Data excerpts:

......

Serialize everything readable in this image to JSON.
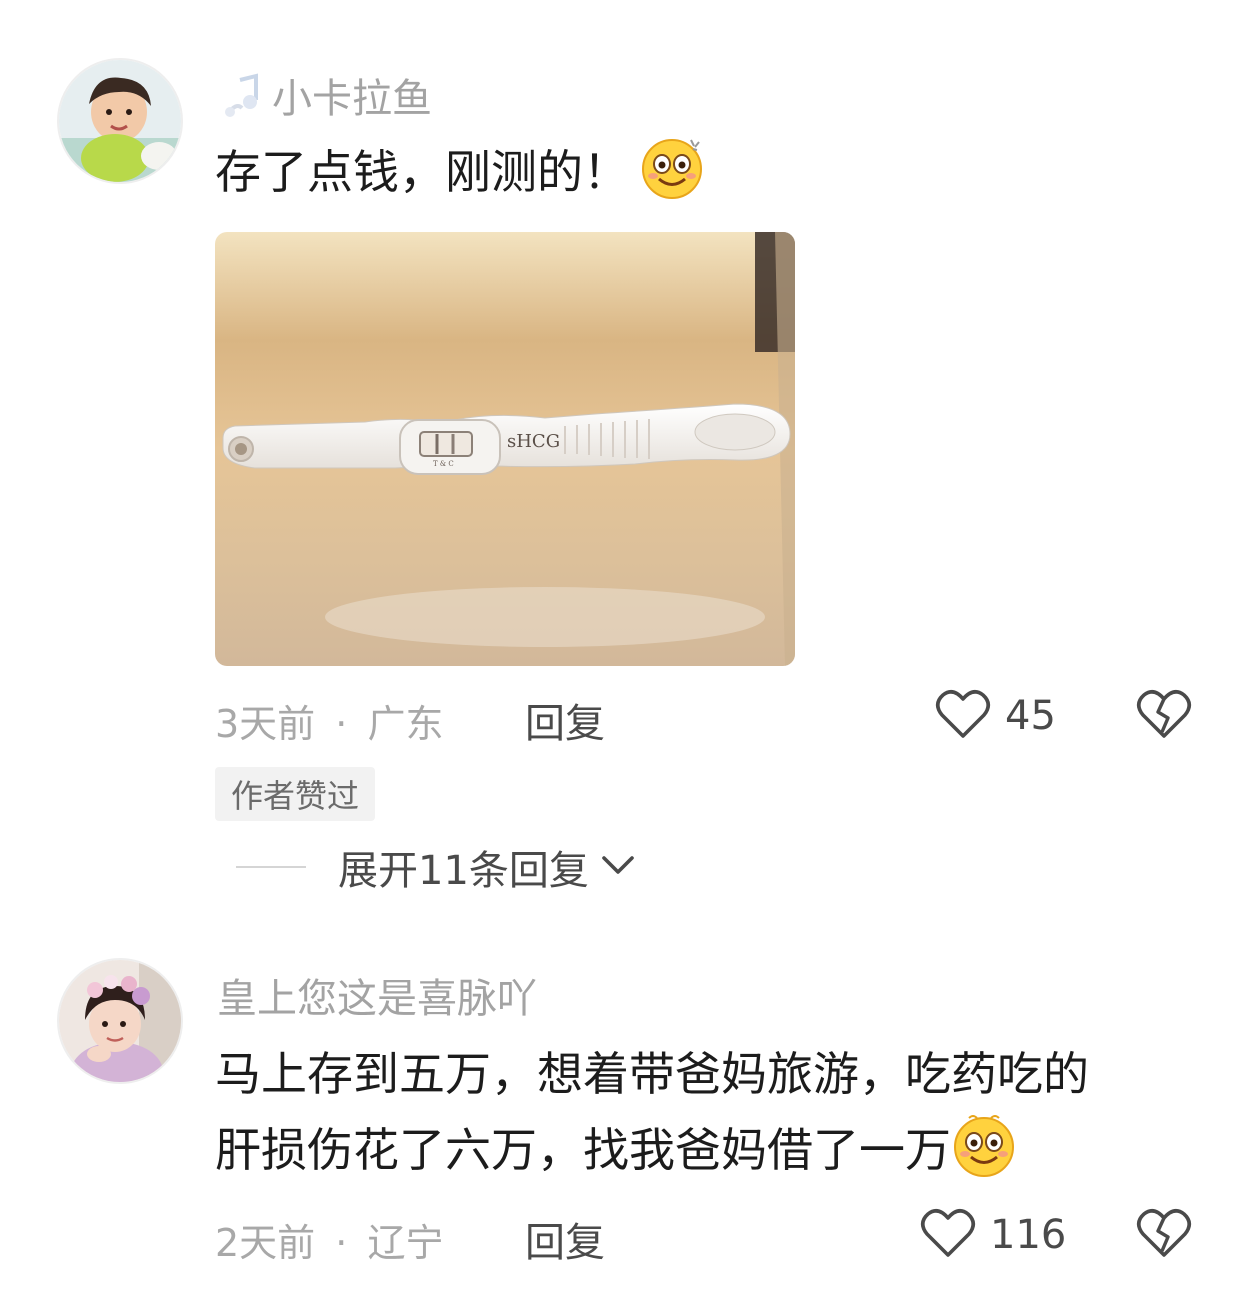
{
  "comments": [
    {
      "username": "小卡拉鱼",
      "text": "存了点钱，刚测的！",
      "emoji": "dizzy-smile-emoji",
      "image": {
        "strip_text": "sHCG",
        "window_marks": "T  &  C"
      },
      "time": "3天前",
      "location": "广东",
      "reply_label": "回复",
      "likes": "45",
      "author_badge": "作者赞过",
      "expand_label": "展开11条回复"
    },
    {
      "username": "皇上您这是喜脉吖",
      "text_line1": "马上存到五万，想着带爸妈旅游，吃药吃的",
      "text_line2": "肝损伤花了六万，找我爸妈借了一万",
      "emoji": "dizzy-smile-emoji",
      "time": "2天前",
      "location": "辽宁",
      "reply_label": "回复",
      "likes": "116"
    }
  ],
  "meta_separator": "·",
  "colors": {
    "meta_gray": "#a8a8a8",
    "text_dark": "#1c1c1c",
    "icon_gray": "#4a4a4a"
  }
}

......

STATED TASK: Please set down each line of the data above exactly as written, without the pictures.

EXERCISE RESULT:
Serialize everything readable in this image to JSON.
{
  "comments": [
    {
      "username": "小卡拉鱼",
      "text": "存了点钱，刚测的！",
      "emoji": "dizzy-smile-emoji",
      "image": {
        "strip_text": "sHCG",
        "window_marks": "T  &  C"
      },
      "time": "3天前",
      "location": "广东",
      "reply_label": "回复",
      "likes": "45",
      "author_badge": "作者赞过",
      "expand_label": "展开11条回复"
    },
    {
      "username": "皇上您这是喜脉吖",
      "text_line1": "马上存到五万，想着带爸妈旅游，吃药吃的",
      "text_line2": "肝损伤花了六万，找我爸妈借了一万",
      "emoji": "dizzy-smile-emoji",
      "time": "2天前",
      "location": "辽宁",
      "reply_label": "回复",
      "likes": "116"
    }
  ],
  "meta_separator": "·",
  "colors": {
    "meta_gray": "#a8a8a8",
    "text_dark": "#1c1c1c",
    "icon_gray": "#4a4a4a"
  }
}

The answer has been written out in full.